* DIRECTIONS FOR THIS TASK:
Images are excluded; otherwise, output every record exactly.

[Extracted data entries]
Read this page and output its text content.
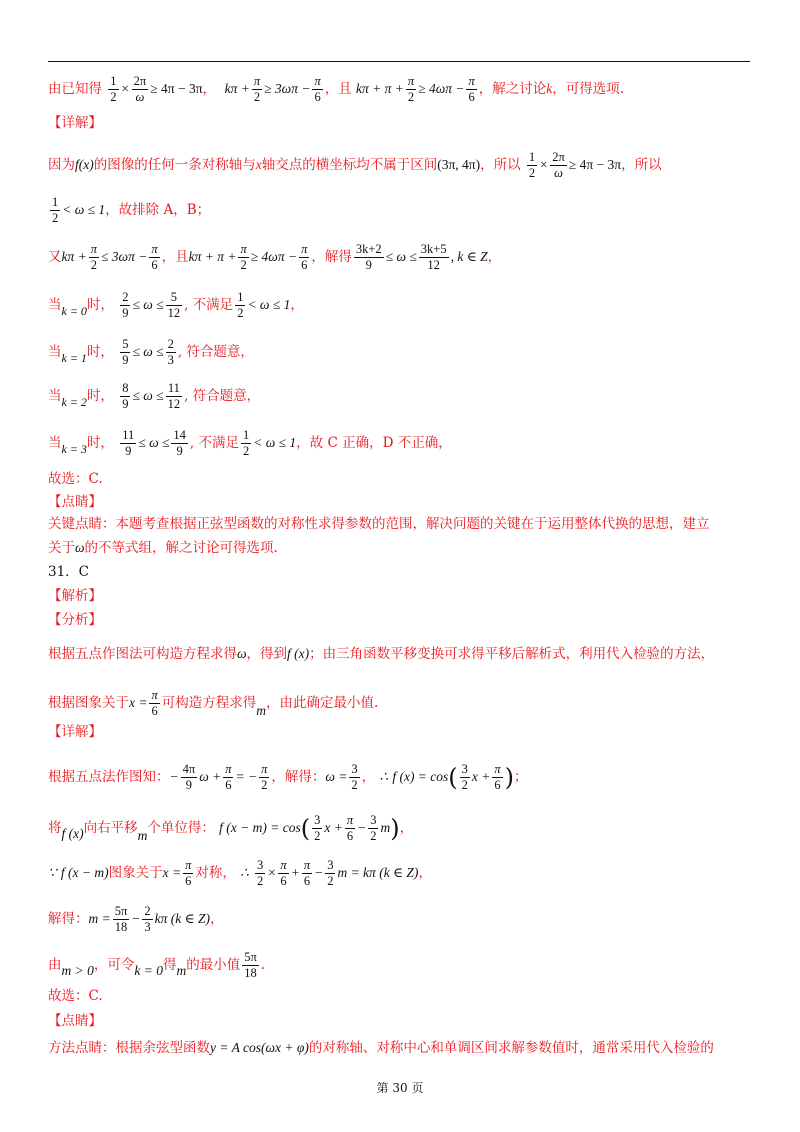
由已知得 $\frac{1}{2} \times \frac{2\pi}{\omega} \ge 4\pi - 3\pi$， $k\pi + \frac{\pi}{2} \ge 3\omega\pi - \frac{\pi}{6}$ ，且 $k\pi + \pi + \frac{\pi}{2} \ge 4\omega\pi - \frac{\pi}{6}$ ，解之讨论k，可得选项.
【详解】
因为f(x)的图像的任何一条对称轴与x轴交点的横坐标均不属于区间(3π, 4π)，所以 $\frac{1}{2} \times \frac{2\pi}{\omega} \ge 4\pi - 3\pi$，所以
$\frac{1}{2} < \omega \le 1$，故排除 A，B；
又$k\pi + \frac{\pi}{2} \le 3\omega\pi - \frac{\pi}{6}$ ，且$k\pi + \pi + \frac{\pi}{2} \ge 4\omega\pi - \frac{\pi}{6}$ ，解得 $\frac{3k+2}{9} \le \omega \le \frac{3k+5}{12}$ , k ∈ Z，
当k = 0时， $\frac{2}{9} \le \omega \le \frac{5}{12}$ , 不满足 $\frac{1}{2} < \omega \le 1$，
当k = 1时， $\frac{5}{9} \le \omega \le \frac{2}{3}$ , 符合题意，
当k = 2时， $\frac{8}{9} \le \omega \le \frac{11}{12}$ , 符合题意，
当k = 3时， $\frac{11}{9} \le \omega \le \frac{14}{9}$ , 不满足 $\frac{1}{2} < \omega \le 1$，故 C 正确，D 不正确，
故选：C.
【点睛】
关键点睛：本题考查根据正弦型函数的对称性求得参数的范围，解决问题的关键在于运用整体代换的思想，建立
关于ω的不等式组，解之讨论可得选项.
31．C
【解析】
【分析】
根据五点作图法可构造方程求得ω，得到f (x)；由三角函数平移变换可求得平移后解析式，利用代入检验的方法，
根据图象关于$x = \frac{\pi}{6}$ 可构造方程求得m，由此确定最小值.
【详解】
根据五点法作图知：− $\frac{4\pi}{9}$ $\omega + \frac{\pi}{6}$ = − $\frac{\pi}{2}$ ，解得：$\omega = \frac{3}{2}$ ， ∴ f $(x) = \cos( \frac{3}{2}$ $x + \frac{\pi}{6}$ )；
将f (x)向右平移m个单位得： f $(x - m) = \cos( \frac{3}{2}$ $x + \frac{\pi}{6} - \frac{3}{2} m$)，
∵ f (x − m)图象关于$x = \frac{\pi}{6}$ 对称， ∴ $\frac{3}{2} \times \frac{\pi}{6} + \frac{\pi}{6} - \frac{3}{2}$ m = kπ (k ∈ Z)，
解得：$m = \frac{5\pi}{18} - \frac{2}{3}$ kπ (k ∈ Z)，
由m > 0，可令k = 0得m的最小值 $\frac{5\pi}{18}$ .
故选：C.
【点睛】
方法点睛：根据余弦型函数y = A cos(ωx + φ)的对称轴、对称中心和单调区间求解参数值时，通常采用代入检验的
第 30 页
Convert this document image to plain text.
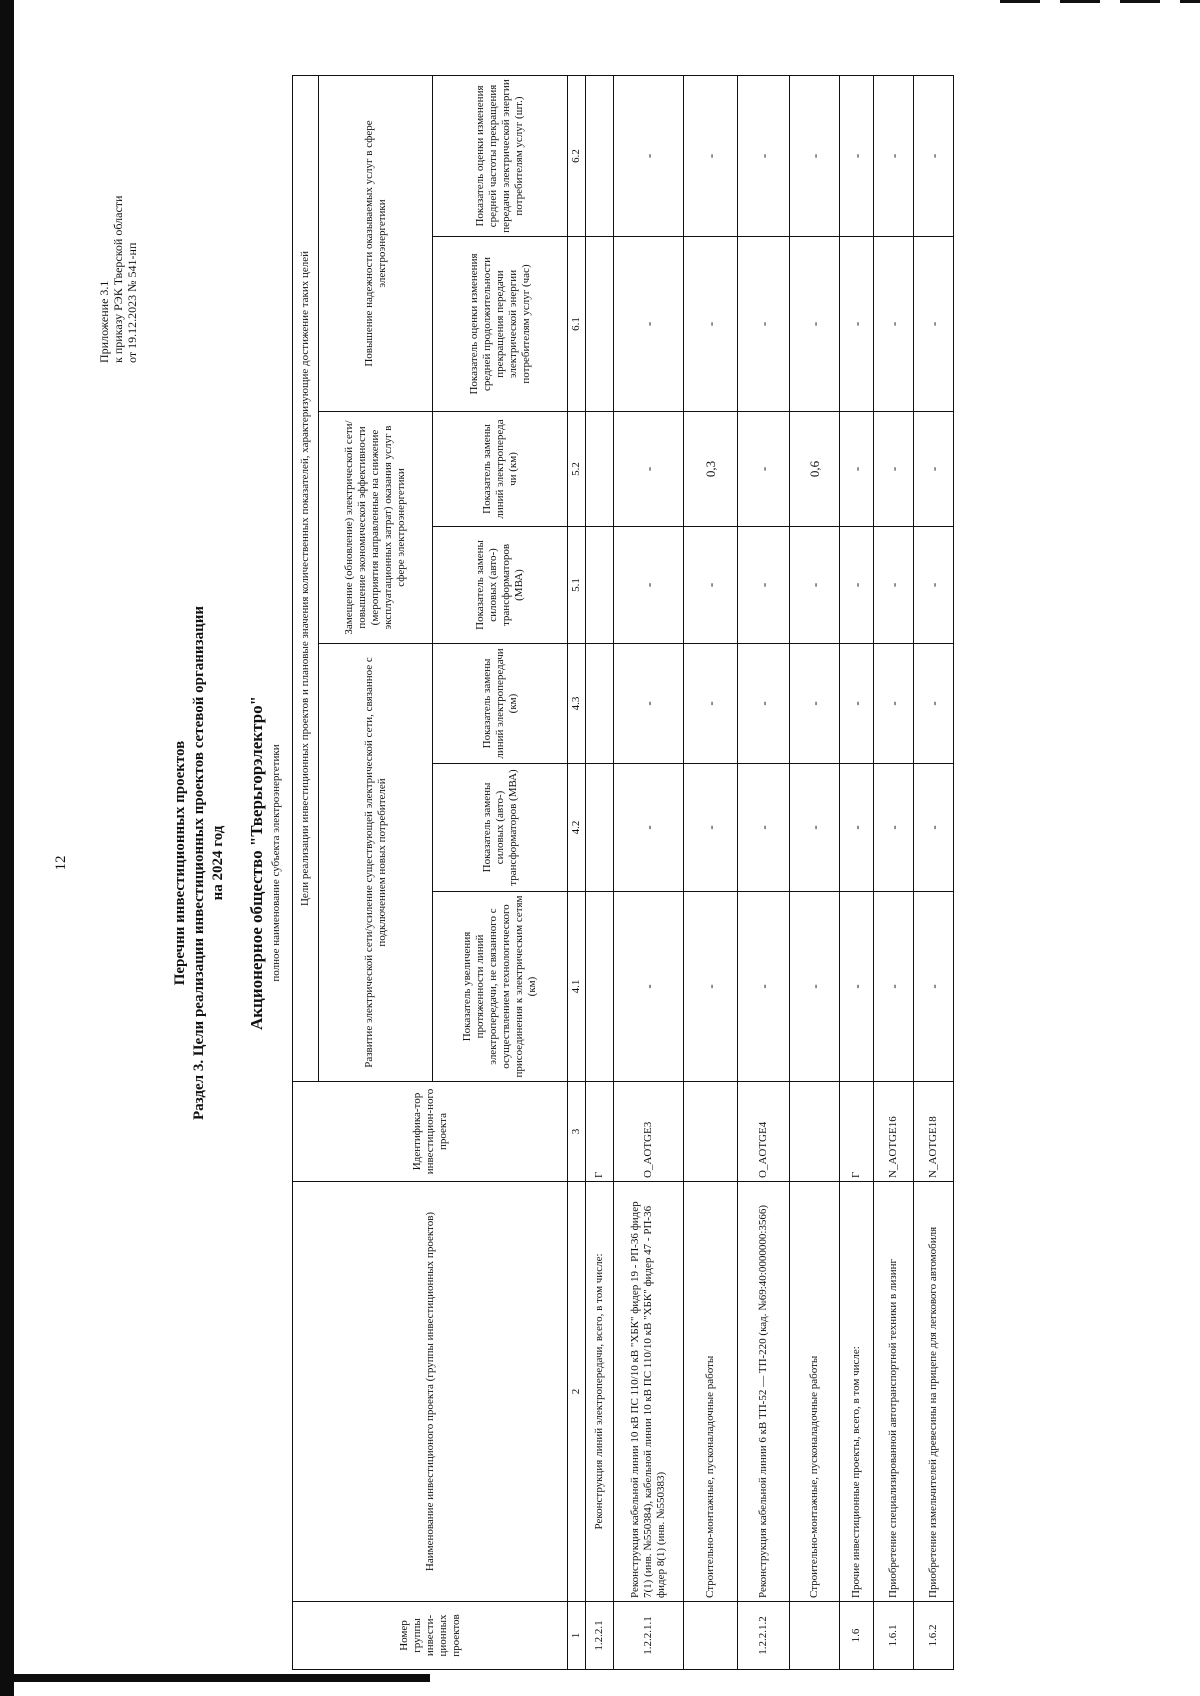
12
Приложение 3.1 к приказу РЭК Тверской области от 19.12.2023 № 541-нп
Перечни инвестиционных проектов Раздел 3. Цели реализации инвестиционных проектов сетевой организации на 2024 год Акционерное общество "Тверьгорэлектро" полное наименование субъекта электроэнергетики
Номер группы инвести-ционных проектов	Наименование инвестиционого проекта (группы инвестиционных проектов)	Идентифика-тор инвестицион-ного проекта	Цели реализации инвестиционных проектов и плановые значения количественных показателей, характеризующие достижение таких целей						
			Развитие электрической сети/усиление существующей электрической сети, связанное с подключением новых потребителей			Замещение (обновление) электрической сети/повышение экономической эффективности (мероприятия направленные на снижение эксплуатационных затрат) оказания услуг в сфере электроэнергетики		Повышение надежности оказываемых услуг в сфере электроэнергетики	
			Показатель увеличения протяженности линий электропередачи, не связанного с осуществлением технологического присоединения к электрическим сетям (км)	Показатель замены силовых (авто-) трансформаторов (МВА)	Показатель замены линий электропередачи (км)	Показатель замены силовых (авто-) трансформаторов (МВА)	Показатель замены линий электропереда чи (км)	Показатель оценки изменения средней продолжительности прекращения передачи электрической энергии потребителям услуг (час)	Показатель оценки изменения средней частоты прекращения передачи электрической энергии потребителям услуг (шт.)
1	2	3	4.1	4.2	4.3	5.1	5.2	6.1	6.2
1.2.2.1	Реконструкция линий электропередачи, всего, в том числе:	Г							
1.2.2.1.1	Реконструкция кабельной линии 10 кВ ПС 110/10 кВ "ХБК" фидер 19 - РП-36 фидер 7(1) (инв. №550384), кабельной линии 10 кВ ПС 110/10 кВ "ХБК" фидер 47 - РП-36 фидер 8(1) (инв. №550383)	O_AOTGE3	-	-	-	-	-	-	-
	Строительно-монтажные, пусконаладочные работы		-	-	-	-	0,3	-	-
1.2.2.1.2	Реконструкция кабельной линии 6 кВ ТП-52 — ТП-220 (кад. №69:40:0000000:3566)	O_AOTGE4	-	-	-	-	-	-	-
	Строительно-монтажные, пусконаладочные работы		-	-	-	-	0,6	-	-
1.6	Прочие инвестиционные проекты, всего, в том числе:	Г	-	-	-	-	-	-	-
1.6.1	Приобретение специализированной автотранспортной техники в лизинг	N_AOTGE16	-	-	-	-	-	-	-
1.6.2	Приобретение измельчителей древесины на прицепе для легкового автомобиля	N_AOTGE18	-	-	-	-	-	-	-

* EXERCISE RESPONSE:
Read this page and output its text content.
由已知得 $\frac{1}{2} \times \frac{2\pi}{\omega} \ge 4\pi - 3\pi$， $k\pi + \frac{\pi}{2} \ge 3\omega\pi - \frac{\pi}{6}$ ，且 $k\pi + \pi + \frac{\pi}{2} \ge 4\omega\pi - \frac{\pi}{6}$ ，解之讨论k，可得选项.
【详解】
因为f(x)的图像的任何一条对称轴与x轴交点的横坐标均不属于区间(3π, 4π)，所以 $\frac{1}{2} \times \frac{2\pi}{\omega} \ge 4\pi - 3\pi$，所以
$\frac{1}{2} < \omega \le 1$，故排除 A，B；
又$k\pi + \frac{\pi}{2} \le 3\omega\pi - \frac{\pi}{6}$ ，且$k\pi + \pi + \frac{\pi}{2} \ge 4\omega\pi - \frac{\pi}{6}$ ，解得 $\frac{3k+2}{9} \le \omega \le \frac{3k+5}{12}$ , k ∈ Z，
当k = 0时， $\frac{2}{9} \le \omega \le \frac{5}{12}$ , 不满足 $\frac{1}{2} < \omega \le 1$，
当k = 1时， $\frac{5}{9} \le \omega \le \frac{2}{3}$ , 符合题意，
当k = 2时， $\frac{8}{9} \le \omega \le \frac{11}{12}$ , 符合题意，
当k = 3时， $\frac{11}{9} \le \omega \le \frac{14}{9}$ , 不满足 $\frac{1}{2} < \omega \le 1$，故 C 正确，D 不正确，
故选：C.
【点睛】
关键点睛：本题考查根据正弦型函数的对称性求得参数的范围，解决问题的关键在于运用整体代换的思想，建立
关于ω的不等式组，解之讨论可得选项.
31．C
【解析】
【分析】
根据五点作图法可构造方程求得ω，得到f (x)；由三角函数平移变换可求得平移后解析式，利用代入检验的方法，
根据图象关于$x = \frac{\pi}{6}$ 可构造方程求得m，由此确定最小值.
【详解】
根据五点法作图知：− $\frac{4\pi}{9}$ $\omega + \frac{\pi}{6}$ = − $\frac{\pi}{2}$ ，解得：$\omega = \frac{3}{2}$ ， ∴ f $(x) = \cos( \frac{3}{2}$ $x + \frac{\pi}{6}$ )；
将f (x)向右平移m个单位得： f $(x - m) = \cos( \frac{3}{2}$ $x + \frac{\pi}{6} - \frac{3}{2} m$)，
∵ f (x − m)图象关于$x = \frac{\pi}{6}$ 对称， ∴ $\frac{3}{2} \times \frac{\pi}{6} + \frac{\pi}{6} - \frac{3}{2}$ m = kπ (k ∈ Z)，
解得：$m = \frac{5\pi}{18} - \frac{2}{3}$ kπ (k ∈ Z)，
由m > 0，可令k = 0得m的最小值 $\frac{5\pi}{18}$ .
故选：C.
【点睛】
方法点睛：根据余弦型函数y = A cos(ωx + φ)的对称轴、对称中心和单调区间求解参数值时，通常采用代入检验的
第 30 页
Convert this document image to plain text.
12
Приложение 3.1 к приказу РЭК Тверской области от 19.12.2023 № 541-нп
Перечни инвестиционных проектов Раздел 3. Цели реализации инвестиционных проектов сетевой организации на 2024 год Акционерное общество "Тверьгорэлектро" полное наименование субъекта электроэнергетики
Номер группы инвести-ционных проектов	Наименование инвестиционого проекта (группы инвестиционных проектов)	Идентифика-тор инвестицион-ного проекта	Цели реализации инвестиционных проектов и плановые значения количественных показателей, характеризующие достижение таких целей						
			Развитие электрической сети/усиление существующей электрической сети, связанное с подключением новых потребителей			Замещение (обновление) электрической сети/повышение экономической эффективности (мероприятия направленные на снижение эксплуатационных затрат) оказания услуг в сфере электроэнергетики		Повышение надежности оказываемых услуг в сфере электроэнергетики	
			Показатель увеличения протяженности линий электропередачи, не связанного с осуществлением технологического присоединения к электрическим сетям (км)	Показатель замены силовых (авто-) трансформаторов (МВА)	Показатель замены линий электропередачи (км)	Показатель замены силовых (авто-) трансформаторов (МВА)	Показатель замены линий электропереда чи (км)	Показатель оценки изменения средней продолжительности прекращения передачи электрической энергии потребителям услуг (час)	Показатель оценки изменения средней частоты прекращения передачи электрической энергии потребителям услуг (шт.)
1	2	3	4.1	4.2	4.3	5.1	5.2	6.1	6.2
1.2.2.1	Реконструкция линий электропередачи, всего, в том числе:	Г							
1.2.2.1.1	Реконструкция кабельной линии 10 кВ ПС 110/10 кВ "ХБК" фидер 19 - РП-36 фидер 7(1) (инв. №550384), кабельной линии 10 кВ ПС 110/10 кВ "ХБК" фидер 47 - РП-36 фидер 8(1) (инв. №550383)	O_AOTGE3	-	-	-	-	-	-	-
	Строительно-монтажные, пусконаладочные работы		-	-	-	-	0,3	-	-
1.2.2.1.2	Реконструкция кабельной линии 6 кВ ТП-52 — ТП-220 (кад. №69:40:0000000:3566)	O_AOTGE4	-	-	-	-	-	-	-
	Строительно-монтажные, пусконаладочные работы		-	-	-	-	0,6	-	-
1.6	Прочие инвестиционные проекты, всего, в том числе:	Г	-	-	-	-	-	-	-
1.6.1	Приобретение специализированной автотранспортной техники в лизинг	N_AOTGE16	-	-	-	-	-	-	-
1.6.2	Приобретение измельчителей древесины на прицепе для легкового автомобиля	N_AOTGE18	-	-	-	-	-	-	-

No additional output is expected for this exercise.